[Records to use]:
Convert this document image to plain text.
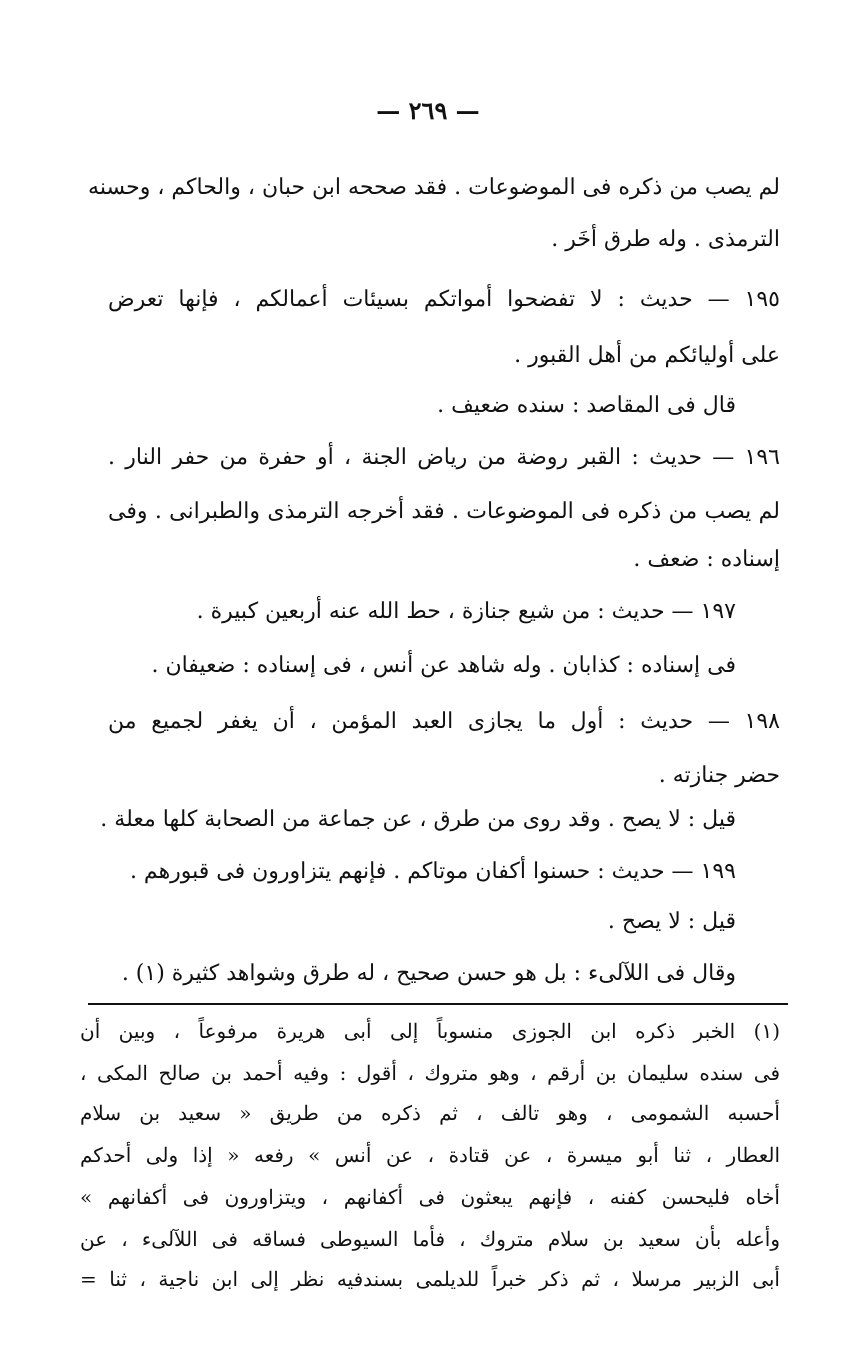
— ٢٦٩ —
لم يصب من ذكره فى الموضوعات . فقد صححه ابن حبان ، والحاكم ، وحسنه
الترمذى . وله طرق أخَر .
١٩٥ — حديث : لا تفضحوا أمواتكم بسيئات أعمالكم ، فإنها تعرض
على أوليائكم من أهل القبور .
قال فى المقاصد : سنده ضعيف .
١٩٦ — حديث : القبر روضة من رياض الجنة ، أو حفرة من حفر النار .
لم يصب من ذكره فى الموضوعات . فقد أخرجه الترمذى والطبرانى . وفى
إسناده : ضعف .
١٩٧ — حديث : من شيع جنازة ، حط الله عنه أربعين كبيرة .
فى إسناده : كذابان . وله شاهد عن أنس ، فى إسناده : ضعيفان .
١٩٨ — حديث : أول ما يجازى العبد المؤمن ، أن يغفر لجميع من
حضر جنازته .
قيل : لا يصح . وقد روى من طرق ، عن جماعة من الصحابة كلها معلة .
١٩٩ — حديث : حسنوا أكفان موتاكم . فإنهم يتزاورون فى قبورهم .
قيل : لا يصح .
وقال فى اللآلىء : بل هو حسن صحيح ، له طرق وشواهد كثيرة (١) .
(١) الخبر ذكره ابن الجوزى منسوباً إلى أبى هريرة مرفوعاً ، وبين أن
فى سنده سليمان بن أرقم ، وهو متروك ، أقول : وفيه أحمد بن صالح المكى ،
أحسبه الشمومى ، وهو تالف ، ثم ذكره من طريق « سعيد بن سلام
العطار ، ثنا أبو ميسرة ، عن قتادة ، عن أنس » رفعه « إذا ولى أحدكم
أخاه فليحسن كفنه ، فإنهم يبعثون فى أكفانهم ، ويتزاورون فى أكفانهم »
وأعله بأن سعيد بن سلام متروك ، فأما السيوطى فساقه فى اللآلىء ، عن
أبى الزبير مرسلا ، ثم ذكر خبراً للديلمى بسندفيه نظر إلى ابن ناجية ، ثنا =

[What is asked]:
Using the listing above, pull out all lines that hold the word "فإنهم".

[Complete output]:
١٩٩ — حديث : حسنوا أكفان موتاكم . فإنهم يتزاورون فى قبورهم .
أخاه فليحسن كفنه ، فإنهم يبعثون فى أكفانهم ، ويتزاورون فى أكفانهم »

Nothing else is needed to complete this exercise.